[WRITTEN TASK]: Select and reproduce each line of the listing below that bears the string "ylabel".

* start DATA IN THIS EXERCISE *

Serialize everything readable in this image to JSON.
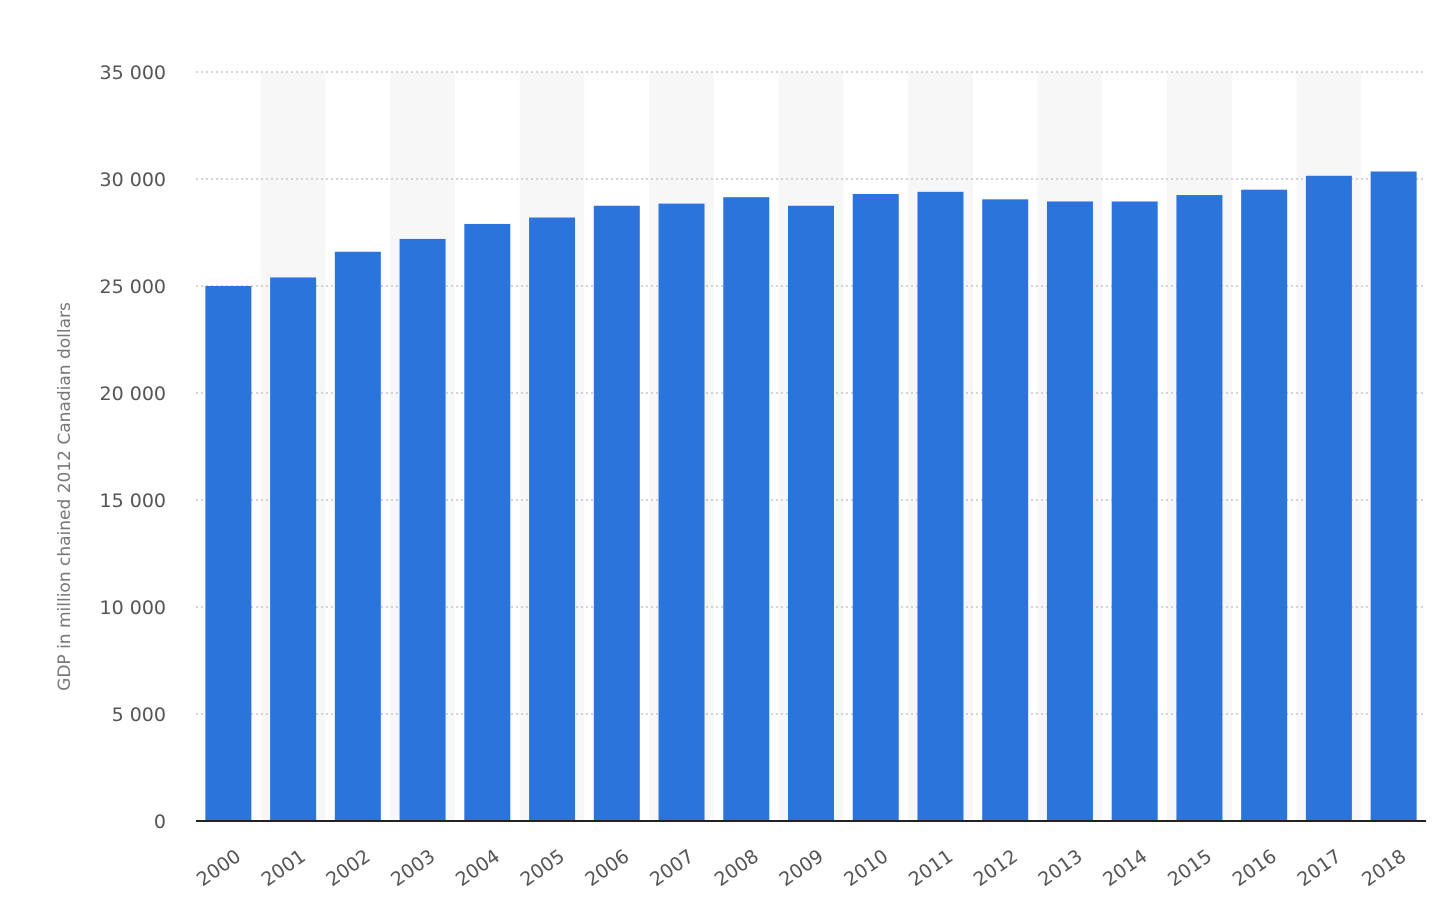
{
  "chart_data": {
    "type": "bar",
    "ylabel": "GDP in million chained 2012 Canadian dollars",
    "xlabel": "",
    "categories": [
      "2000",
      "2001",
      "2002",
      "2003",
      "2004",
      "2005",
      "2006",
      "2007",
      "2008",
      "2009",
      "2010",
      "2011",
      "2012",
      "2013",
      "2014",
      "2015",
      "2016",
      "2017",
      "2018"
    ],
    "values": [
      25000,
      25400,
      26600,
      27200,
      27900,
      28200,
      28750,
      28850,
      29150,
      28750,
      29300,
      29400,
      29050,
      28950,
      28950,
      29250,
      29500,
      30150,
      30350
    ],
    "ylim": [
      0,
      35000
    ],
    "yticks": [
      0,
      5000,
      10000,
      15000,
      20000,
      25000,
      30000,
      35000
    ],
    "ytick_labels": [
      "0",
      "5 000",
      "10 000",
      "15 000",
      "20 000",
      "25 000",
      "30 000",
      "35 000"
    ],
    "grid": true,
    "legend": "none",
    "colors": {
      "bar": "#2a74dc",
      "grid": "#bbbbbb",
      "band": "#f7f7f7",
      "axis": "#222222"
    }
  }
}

* end DATA IN THIS EXERCISE *
* start DATA IN THIS EXERCISE *

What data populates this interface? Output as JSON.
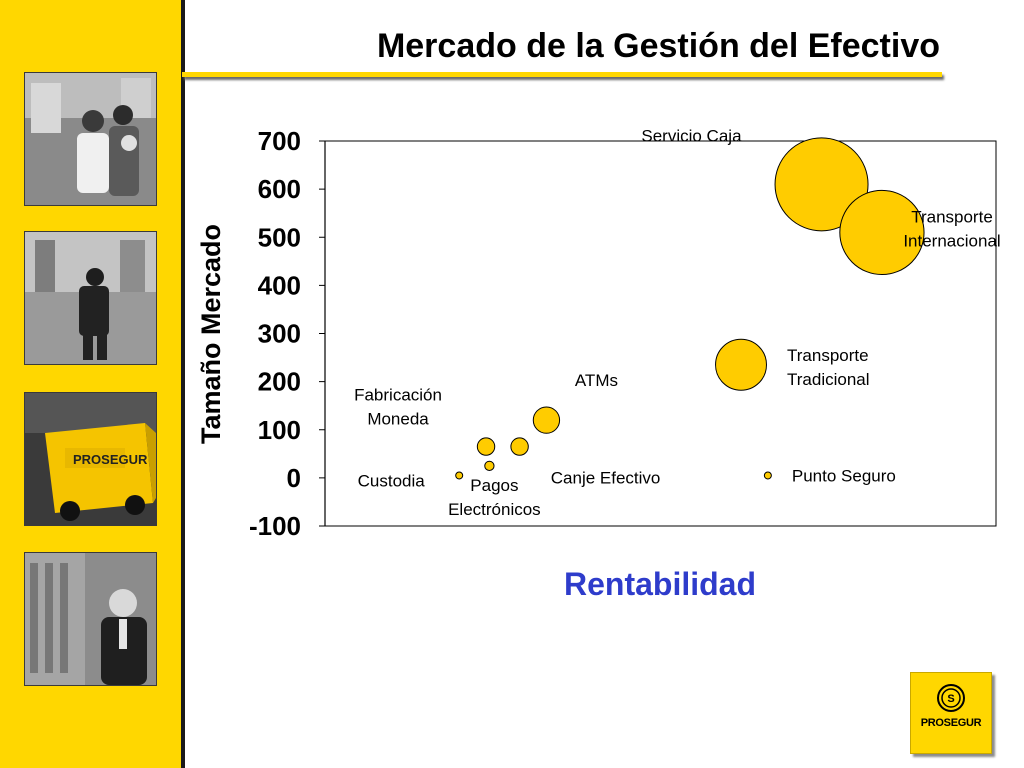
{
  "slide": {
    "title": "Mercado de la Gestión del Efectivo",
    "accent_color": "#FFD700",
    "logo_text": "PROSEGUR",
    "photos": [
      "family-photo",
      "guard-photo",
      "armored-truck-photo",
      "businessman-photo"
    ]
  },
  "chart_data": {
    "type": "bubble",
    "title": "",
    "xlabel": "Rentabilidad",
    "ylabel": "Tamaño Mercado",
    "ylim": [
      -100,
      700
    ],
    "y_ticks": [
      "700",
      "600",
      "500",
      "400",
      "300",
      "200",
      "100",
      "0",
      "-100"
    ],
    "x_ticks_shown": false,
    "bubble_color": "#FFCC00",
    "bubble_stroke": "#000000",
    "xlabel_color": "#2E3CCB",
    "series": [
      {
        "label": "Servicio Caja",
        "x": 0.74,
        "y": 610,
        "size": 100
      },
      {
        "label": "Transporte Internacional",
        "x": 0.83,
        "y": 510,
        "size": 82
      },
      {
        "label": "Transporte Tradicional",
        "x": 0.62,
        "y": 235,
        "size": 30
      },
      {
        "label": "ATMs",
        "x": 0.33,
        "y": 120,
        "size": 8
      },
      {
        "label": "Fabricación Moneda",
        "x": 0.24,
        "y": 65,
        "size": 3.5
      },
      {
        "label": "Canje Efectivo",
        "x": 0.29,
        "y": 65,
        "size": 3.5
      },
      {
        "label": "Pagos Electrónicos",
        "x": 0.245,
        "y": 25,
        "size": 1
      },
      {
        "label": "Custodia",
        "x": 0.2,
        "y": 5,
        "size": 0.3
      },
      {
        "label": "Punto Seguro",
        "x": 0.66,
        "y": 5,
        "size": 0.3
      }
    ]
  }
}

* end DATA IN THIS EXERCISE *

[CORRECT RESULT]:
    "ylabel": "GDP in million chained 2012 Canadian dollars",
    "ylabel": "Tamaño Mercado",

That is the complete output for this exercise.